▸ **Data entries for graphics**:
▼
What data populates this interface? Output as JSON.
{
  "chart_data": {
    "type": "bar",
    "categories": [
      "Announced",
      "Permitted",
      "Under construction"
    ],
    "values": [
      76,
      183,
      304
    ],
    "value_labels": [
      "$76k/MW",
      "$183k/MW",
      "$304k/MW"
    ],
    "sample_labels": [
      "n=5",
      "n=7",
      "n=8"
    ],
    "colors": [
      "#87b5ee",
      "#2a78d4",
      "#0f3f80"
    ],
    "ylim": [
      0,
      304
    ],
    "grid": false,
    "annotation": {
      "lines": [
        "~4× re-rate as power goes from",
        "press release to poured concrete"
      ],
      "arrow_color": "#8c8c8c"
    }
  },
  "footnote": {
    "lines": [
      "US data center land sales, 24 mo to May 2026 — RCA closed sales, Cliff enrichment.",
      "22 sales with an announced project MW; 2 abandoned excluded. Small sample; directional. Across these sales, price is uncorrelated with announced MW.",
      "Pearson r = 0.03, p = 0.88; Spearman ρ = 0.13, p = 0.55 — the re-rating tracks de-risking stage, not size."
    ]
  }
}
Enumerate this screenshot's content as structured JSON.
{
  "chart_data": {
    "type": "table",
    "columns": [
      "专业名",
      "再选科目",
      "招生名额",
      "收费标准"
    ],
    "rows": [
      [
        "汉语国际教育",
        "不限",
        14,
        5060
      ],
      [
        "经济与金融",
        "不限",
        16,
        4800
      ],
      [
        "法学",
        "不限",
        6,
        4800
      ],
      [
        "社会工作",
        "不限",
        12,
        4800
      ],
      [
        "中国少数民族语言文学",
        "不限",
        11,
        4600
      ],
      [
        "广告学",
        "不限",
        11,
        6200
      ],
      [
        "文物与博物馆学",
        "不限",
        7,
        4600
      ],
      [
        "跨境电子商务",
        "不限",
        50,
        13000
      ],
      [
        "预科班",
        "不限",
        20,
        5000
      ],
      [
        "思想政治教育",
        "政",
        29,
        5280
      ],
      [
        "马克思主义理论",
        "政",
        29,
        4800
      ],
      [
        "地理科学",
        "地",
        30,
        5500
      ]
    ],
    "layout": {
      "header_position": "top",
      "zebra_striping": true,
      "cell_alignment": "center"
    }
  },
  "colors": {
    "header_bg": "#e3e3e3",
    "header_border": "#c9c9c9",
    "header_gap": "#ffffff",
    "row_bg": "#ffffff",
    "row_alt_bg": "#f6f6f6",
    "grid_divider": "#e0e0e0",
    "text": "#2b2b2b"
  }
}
▲
▸ **YOUR OBJECTIVE**:
Would you write down every record again, exactly?

▸ **EXERCISE ANSWER**:
What data populates this interface? Output as JSON.
{
  "chart_data": {
    "type": "bar",
    "categories": [
      "Announced",
      "Permitted",
      "Under construction"
    ],
    "values": [
      76,
      183,
      304
    ],
    "value_labels": [
      "$76k/MW",
      "$183k/MW",
      "$304k/MW"
    ],
    "sample_labels": [
      "n=5",
      "n=7",
      "n=8"
    ],
    "colors": [
      "#87b5ee",
      "#2a78d4",
      "#0f3f80"
    ],
    "ylim": [
      0,
      304
    ],
    "grid": false,
    "annotation": {
      "lines": [
        "~4× re-rate as power goes from",
        "press release to poured concrete"
      ],
      "arrow_color": "#8c8c8c"
    }
  },
  "footnote": {
    "lines": [
      "US data center land sales, 24 mo to May 2026 — RCA closed sales, Cliff enrichment.",
      "22 sales with an announced project MW; 2 abandoned excluded. Small sample; directional. Across these sales, price is uncorrelated with announced MW.",
      "Pearson r = 0.03, p = 0.88; Spearman ρ = 0.13, p = 0.55 — the re-rating tracks de-risking stage, not size."
    ]
  }
}
Enumerate this screenshot's content as structured JSON.
{
  "chart_data": {
    "type": "table",
    "columns": [
      "专业名",
      "再选科目",
      "招生名额",
      "收费标准"
    ],
    "rows": [
      [
        "汉语国际教育",
        "不限",
        14,
        5060
      ],
      [
        "经济与金融",
        "不限",
        16,
        4800
      ],
      [
        "法学",
        "不限",
        6,
        4800
      ],
      [
        "社会工作",
        "不限",
        12,
        4800
      ],
      [
        "中国少数民族语言文学",
        "不限",
        11,
        4600
      ],
      [
        "广告学",
        "不限",
        11,
        6200
      ],
      [
        "文物与博物馆学",
        "不限",
        7,
        4600
      ],
      [
        "跨境电子商务",
        "不限",
        50,
        13000
      ],
      [
        "预科班",
        "不限",
        20,
        5000
      ],
      [
        "思想政治教育",
        "政",
        29,
        5280
      ],
      [
        "马克思主义理论",
        "政",
        29,
        4800
      ],
      [
        "地理科学",
        "地",
        30,
        5500
      ]
    ],
    "layout": {
      "header_position": "top",
      "zebra_striping": true,
      "cell_alignment": "center"
    }
  },
  "colors": {
    "header_bg": "#e3e3e3",
    "header_border": "#c9c9c9",
    "header_gap": "#ffffff",
    "row_bg": "#ffffff",
    "row_alt_bg": "#f6f6f6",
    "grid_divider": "#e0e0e0",
    "text": "#2b2b2b"
  }
}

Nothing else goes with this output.